Profile: Co-Developing Interprofessional Course Content with People with Disabilities

Profile: Co-Developing Interprofessional Course Content with People with Disabilities

Élise Milot, Ph.D., Université Laval, School of Social Work and Criminology, Faculty of Social Sciences

Véronique Garcia, Université Laval, Department of Sociology, Faculty of Social Sciences

Normand Boucher, Ph.D., Center for Interdisciplinary Research In Rehabilitation and Social Integration (CIRRIS)

Gabrielle Fortin, Université Laval, School of Social Work and Criminology, Faculty of Social Sciences

Marie Grandisson, Ph.D., Université Laval, Department of Rehabilitation, Faculty of Medicine


Quality interprofessional and interorganizational practices are key to supporting people with disabilities and their families (Gilbert et al., 2010). It is critical to increase efforts to give health and social care professionals a better understanding of the roles and contributions of their colleagues and to encourage sharing between different disciplines. Professionals must also be supported in developing essential clinical knowledge, attitudes, and skills to build the foundations of a person-centred approach focusing on the needs of people with disabilities and their families (Lezzoni & Long-Belil, 2012).

**SUPPLIED ENTRIES**
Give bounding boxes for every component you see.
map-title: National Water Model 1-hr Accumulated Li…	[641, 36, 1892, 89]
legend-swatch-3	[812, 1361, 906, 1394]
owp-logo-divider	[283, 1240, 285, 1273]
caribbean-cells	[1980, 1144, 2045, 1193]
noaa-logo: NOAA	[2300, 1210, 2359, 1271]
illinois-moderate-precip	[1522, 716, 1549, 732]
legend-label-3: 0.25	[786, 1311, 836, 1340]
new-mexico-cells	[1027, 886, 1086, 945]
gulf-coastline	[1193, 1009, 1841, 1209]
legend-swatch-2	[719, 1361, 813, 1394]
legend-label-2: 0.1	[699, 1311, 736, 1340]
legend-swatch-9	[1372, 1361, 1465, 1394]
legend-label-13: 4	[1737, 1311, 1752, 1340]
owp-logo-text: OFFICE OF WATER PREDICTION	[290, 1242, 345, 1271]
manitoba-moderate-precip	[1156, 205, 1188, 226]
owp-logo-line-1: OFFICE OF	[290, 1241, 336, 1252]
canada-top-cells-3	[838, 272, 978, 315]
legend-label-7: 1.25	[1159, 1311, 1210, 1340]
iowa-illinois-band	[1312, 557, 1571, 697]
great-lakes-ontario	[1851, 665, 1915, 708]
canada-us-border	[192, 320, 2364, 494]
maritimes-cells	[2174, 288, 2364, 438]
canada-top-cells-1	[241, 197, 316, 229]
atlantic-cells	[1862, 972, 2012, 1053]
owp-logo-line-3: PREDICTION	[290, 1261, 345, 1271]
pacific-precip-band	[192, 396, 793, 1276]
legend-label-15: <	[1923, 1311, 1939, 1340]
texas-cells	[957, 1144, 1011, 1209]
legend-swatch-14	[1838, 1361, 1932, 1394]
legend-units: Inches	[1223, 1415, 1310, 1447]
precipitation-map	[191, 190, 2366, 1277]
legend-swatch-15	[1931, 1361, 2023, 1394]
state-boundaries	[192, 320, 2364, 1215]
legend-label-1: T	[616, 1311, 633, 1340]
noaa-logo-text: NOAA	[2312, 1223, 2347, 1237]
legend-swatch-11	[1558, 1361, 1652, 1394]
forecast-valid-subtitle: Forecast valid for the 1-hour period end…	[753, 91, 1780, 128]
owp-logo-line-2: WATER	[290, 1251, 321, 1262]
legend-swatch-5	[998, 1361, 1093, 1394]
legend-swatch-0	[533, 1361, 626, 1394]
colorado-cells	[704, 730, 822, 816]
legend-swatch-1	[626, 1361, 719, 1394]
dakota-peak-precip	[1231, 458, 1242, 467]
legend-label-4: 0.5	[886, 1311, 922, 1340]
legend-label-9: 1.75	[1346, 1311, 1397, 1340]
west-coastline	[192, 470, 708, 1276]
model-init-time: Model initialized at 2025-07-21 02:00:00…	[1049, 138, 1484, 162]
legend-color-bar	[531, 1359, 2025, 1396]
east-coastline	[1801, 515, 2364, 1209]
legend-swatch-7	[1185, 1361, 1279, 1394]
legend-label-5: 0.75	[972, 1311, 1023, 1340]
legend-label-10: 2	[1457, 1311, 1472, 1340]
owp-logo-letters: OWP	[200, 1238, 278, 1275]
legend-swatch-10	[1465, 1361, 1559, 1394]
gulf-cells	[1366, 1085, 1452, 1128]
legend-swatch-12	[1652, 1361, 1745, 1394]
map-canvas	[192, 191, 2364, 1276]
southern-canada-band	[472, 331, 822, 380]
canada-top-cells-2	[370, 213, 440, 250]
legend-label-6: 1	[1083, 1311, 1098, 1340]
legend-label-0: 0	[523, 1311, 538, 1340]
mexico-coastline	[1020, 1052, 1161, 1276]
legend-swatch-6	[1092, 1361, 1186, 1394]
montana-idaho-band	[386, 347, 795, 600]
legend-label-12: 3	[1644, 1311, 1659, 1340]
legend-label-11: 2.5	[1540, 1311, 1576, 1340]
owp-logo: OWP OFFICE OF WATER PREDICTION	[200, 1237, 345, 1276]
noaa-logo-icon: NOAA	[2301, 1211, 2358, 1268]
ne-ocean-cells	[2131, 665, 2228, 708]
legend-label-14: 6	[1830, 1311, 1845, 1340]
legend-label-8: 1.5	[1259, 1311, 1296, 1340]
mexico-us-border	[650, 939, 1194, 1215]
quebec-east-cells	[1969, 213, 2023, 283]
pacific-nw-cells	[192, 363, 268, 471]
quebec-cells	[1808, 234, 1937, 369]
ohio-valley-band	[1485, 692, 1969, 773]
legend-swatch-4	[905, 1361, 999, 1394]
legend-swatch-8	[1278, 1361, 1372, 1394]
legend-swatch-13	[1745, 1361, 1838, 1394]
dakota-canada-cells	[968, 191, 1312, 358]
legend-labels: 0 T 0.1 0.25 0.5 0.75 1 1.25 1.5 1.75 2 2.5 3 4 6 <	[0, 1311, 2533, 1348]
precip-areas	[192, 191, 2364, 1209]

**ACTIVITIES**
(a) What is this sentence from the course-content profile in Spanish: "It is critical to increase efforts to give health and social care professionals a better understanding of the roles and contributions of their colleagues and to encourage sharing between different disciplines."
(b) Could you print everything in the course-content profile from "Véronique Garcia, Université" down to "Social Integration (CIRRIS)"?

**YOUR RESPONSES**
(a) Es fundamental redoblar los esfuerzos para brindar a los profesionales de la salud y de la atención social una mejor comprensión de los roles y las contribuciones de sus colegas, y para fomentar el intercambio entre las diferentes disciplinas.

(b)
Véronique Garcia, Université Laval, Department of Sociology, Faculty of Social Sciences

Normand Boucher, Ph.D., Center for Interdisciplinary Research In Rehabilitation and Social Integration (CIRRIS)